● **WHAT YOU ARE ASKED TO DO**: Pick out the lines below with "text" and list them.

----

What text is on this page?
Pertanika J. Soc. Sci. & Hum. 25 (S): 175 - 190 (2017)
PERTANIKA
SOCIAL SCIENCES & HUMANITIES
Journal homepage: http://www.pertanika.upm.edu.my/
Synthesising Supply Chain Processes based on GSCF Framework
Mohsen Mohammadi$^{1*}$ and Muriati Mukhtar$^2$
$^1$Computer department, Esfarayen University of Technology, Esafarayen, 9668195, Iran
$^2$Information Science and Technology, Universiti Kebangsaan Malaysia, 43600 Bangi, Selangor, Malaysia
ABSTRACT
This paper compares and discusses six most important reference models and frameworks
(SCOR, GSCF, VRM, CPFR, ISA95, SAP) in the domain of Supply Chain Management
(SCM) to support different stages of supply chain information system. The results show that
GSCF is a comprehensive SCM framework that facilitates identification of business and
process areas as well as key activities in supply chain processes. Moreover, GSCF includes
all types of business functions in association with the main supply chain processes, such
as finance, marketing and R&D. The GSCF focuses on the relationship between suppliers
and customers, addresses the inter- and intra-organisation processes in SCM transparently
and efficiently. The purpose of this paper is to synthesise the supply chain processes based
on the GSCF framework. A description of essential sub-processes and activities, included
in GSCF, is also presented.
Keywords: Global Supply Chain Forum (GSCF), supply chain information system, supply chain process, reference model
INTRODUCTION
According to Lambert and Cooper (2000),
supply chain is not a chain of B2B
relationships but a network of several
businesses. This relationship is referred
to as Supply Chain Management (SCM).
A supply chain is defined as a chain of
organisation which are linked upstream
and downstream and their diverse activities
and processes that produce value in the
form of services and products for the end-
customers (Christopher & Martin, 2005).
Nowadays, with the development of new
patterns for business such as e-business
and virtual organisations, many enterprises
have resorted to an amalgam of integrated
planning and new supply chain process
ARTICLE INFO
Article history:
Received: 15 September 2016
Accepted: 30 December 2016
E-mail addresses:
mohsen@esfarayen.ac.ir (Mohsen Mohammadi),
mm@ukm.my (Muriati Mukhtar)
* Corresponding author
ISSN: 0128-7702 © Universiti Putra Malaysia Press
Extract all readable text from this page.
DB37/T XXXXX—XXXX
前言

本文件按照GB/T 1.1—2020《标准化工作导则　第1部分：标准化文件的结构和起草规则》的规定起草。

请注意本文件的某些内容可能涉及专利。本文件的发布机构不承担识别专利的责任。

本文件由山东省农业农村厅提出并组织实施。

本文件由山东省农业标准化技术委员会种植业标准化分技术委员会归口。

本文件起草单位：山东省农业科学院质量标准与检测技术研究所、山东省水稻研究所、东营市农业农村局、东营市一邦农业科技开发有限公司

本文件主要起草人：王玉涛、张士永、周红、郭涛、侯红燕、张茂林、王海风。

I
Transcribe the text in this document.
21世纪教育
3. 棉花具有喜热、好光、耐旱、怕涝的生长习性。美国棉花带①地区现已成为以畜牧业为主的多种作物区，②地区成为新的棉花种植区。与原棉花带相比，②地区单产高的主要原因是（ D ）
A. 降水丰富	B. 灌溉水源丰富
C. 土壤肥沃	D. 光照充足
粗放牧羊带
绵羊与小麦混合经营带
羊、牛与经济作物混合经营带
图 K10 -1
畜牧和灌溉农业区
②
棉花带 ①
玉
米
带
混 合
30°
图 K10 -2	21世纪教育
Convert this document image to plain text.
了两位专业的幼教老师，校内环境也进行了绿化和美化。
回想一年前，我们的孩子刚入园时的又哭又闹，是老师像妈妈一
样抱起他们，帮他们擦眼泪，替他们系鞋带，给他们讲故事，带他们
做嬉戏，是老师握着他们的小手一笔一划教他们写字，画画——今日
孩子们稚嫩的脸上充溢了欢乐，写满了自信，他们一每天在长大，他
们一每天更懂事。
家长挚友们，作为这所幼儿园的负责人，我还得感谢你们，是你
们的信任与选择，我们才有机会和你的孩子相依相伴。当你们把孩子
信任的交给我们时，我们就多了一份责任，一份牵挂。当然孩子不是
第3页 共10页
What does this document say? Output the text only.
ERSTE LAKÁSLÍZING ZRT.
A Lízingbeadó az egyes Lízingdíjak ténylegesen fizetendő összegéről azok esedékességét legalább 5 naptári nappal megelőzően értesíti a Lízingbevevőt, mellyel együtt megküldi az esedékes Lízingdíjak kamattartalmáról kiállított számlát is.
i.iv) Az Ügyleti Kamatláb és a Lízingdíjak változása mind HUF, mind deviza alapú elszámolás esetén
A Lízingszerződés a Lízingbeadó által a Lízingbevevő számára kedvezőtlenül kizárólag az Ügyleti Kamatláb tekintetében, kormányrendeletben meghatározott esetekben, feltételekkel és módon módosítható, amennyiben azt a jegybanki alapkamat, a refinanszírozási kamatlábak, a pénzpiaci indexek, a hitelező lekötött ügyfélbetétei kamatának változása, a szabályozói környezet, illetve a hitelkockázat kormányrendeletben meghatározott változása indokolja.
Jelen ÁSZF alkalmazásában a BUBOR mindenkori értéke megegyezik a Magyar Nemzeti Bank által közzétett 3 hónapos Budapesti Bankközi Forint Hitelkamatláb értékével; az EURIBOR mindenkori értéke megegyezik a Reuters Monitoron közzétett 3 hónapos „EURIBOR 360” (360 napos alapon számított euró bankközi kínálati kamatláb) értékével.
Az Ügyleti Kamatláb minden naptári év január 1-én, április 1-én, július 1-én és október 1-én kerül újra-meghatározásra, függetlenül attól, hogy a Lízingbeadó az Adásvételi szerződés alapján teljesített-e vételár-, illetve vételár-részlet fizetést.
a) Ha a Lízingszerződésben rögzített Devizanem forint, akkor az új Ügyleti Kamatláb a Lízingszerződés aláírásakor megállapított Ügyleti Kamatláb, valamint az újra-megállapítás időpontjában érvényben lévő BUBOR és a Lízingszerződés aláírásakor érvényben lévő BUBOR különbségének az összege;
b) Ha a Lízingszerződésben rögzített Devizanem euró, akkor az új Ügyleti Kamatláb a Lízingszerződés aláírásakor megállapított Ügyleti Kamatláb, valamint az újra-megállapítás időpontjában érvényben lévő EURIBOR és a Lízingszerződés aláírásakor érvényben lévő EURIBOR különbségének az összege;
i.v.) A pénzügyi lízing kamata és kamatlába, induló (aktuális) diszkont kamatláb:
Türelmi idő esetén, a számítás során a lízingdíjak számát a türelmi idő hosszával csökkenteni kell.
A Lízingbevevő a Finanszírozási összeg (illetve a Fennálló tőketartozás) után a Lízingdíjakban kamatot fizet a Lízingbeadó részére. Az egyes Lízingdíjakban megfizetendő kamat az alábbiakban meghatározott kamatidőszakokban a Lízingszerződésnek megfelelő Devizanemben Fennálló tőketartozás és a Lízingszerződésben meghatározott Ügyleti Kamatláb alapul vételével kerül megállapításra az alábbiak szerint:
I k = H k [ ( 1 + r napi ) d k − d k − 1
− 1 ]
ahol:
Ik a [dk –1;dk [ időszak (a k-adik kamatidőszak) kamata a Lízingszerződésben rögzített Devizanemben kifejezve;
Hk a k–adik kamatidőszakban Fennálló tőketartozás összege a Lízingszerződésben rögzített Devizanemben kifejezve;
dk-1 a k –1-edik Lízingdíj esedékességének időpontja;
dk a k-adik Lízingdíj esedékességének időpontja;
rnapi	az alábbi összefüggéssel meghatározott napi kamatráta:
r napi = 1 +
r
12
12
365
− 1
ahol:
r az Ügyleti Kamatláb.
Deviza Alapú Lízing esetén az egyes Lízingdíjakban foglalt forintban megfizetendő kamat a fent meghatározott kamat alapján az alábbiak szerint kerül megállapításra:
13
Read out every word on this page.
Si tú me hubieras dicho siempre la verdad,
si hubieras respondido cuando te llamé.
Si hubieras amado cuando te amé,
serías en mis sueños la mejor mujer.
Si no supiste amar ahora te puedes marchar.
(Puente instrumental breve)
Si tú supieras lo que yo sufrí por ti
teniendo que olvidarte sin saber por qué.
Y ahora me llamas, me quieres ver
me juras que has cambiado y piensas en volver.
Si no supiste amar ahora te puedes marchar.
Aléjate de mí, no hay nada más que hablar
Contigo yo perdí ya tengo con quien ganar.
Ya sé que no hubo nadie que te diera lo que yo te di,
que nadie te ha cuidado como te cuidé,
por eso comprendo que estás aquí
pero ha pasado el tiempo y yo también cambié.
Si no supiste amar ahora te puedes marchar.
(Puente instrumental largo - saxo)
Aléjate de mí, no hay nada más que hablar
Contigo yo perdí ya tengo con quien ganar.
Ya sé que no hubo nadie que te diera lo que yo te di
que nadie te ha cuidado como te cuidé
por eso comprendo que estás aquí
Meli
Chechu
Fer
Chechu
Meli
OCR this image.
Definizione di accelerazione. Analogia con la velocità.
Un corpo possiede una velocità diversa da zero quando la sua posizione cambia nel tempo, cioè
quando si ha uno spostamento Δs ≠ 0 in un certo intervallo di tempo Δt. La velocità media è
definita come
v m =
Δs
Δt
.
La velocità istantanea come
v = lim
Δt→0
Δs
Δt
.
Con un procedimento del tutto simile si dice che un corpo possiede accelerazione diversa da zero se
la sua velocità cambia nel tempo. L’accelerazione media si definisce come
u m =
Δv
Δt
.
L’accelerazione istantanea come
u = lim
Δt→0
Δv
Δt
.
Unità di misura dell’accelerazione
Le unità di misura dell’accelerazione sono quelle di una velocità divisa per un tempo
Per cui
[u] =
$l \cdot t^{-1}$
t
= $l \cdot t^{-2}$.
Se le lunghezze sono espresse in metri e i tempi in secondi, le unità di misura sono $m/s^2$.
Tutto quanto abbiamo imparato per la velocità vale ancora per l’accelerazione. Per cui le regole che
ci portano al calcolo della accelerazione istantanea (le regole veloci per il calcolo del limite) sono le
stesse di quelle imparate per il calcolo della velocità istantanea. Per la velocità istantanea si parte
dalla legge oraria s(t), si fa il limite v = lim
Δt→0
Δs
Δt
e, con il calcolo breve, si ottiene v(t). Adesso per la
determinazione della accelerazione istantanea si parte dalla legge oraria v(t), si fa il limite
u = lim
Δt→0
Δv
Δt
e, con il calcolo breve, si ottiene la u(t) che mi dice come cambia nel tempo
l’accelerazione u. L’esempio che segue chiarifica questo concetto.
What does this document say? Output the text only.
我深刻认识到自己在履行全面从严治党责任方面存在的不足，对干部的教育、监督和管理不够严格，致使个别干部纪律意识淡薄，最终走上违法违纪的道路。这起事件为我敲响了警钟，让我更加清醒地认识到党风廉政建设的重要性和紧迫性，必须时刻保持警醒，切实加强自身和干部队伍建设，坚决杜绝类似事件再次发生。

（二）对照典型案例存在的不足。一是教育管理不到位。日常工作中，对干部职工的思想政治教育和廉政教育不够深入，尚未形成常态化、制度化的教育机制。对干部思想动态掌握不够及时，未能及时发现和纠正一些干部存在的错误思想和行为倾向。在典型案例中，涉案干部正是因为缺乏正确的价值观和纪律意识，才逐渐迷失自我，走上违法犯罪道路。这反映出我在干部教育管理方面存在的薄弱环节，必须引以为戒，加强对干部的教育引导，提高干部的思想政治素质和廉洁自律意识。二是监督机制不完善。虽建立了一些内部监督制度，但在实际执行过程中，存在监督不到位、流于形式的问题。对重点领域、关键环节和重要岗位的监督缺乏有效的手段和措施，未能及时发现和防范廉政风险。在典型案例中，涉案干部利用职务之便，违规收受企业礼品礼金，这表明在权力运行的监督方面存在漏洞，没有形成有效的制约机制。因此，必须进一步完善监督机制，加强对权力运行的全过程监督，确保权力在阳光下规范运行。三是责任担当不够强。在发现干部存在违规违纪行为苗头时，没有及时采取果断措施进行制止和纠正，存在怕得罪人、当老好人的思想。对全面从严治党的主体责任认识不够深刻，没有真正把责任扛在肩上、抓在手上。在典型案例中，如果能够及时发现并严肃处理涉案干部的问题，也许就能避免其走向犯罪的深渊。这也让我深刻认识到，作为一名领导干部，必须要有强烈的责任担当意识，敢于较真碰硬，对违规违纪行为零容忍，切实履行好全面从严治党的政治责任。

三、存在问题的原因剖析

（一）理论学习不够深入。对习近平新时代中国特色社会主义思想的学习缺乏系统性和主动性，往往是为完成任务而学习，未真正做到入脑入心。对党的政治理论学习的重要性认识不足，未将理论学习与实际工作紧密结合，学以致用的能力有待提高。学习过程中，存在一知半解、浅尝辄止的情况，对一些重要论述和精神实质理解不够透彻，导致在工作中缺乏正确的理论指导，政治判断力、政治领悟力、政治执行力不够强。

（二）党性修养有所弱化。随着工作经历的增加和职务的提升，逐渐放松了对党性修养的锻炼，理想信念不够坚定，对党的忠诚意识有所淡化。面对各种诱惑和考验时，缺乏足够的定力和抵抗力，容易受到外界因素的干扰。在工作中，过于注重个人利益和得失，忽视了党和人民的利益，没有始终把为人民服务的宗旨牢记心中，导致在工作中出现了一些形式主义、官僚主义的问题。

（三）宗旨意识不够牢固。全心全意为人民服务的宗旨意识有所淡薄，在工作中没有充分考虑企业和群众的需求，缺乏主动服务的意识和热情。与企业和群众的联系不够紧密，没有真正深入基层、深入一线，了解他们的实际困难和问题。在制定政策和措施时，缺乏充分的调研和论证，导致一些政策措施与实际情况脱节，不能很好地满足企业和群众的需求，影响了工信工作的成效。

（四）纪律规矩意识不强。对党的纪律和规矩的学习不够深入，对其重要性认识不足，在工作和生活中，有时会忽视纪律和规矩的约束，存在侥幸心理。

----

● **SOLVED PROBLEM**:
What text is on this page?
Extract all readable text from this page.
Transcribe the text in this document.
Convert this document image to plain text.
What does this document say? Output the text only.
What does this document say? Output the text only.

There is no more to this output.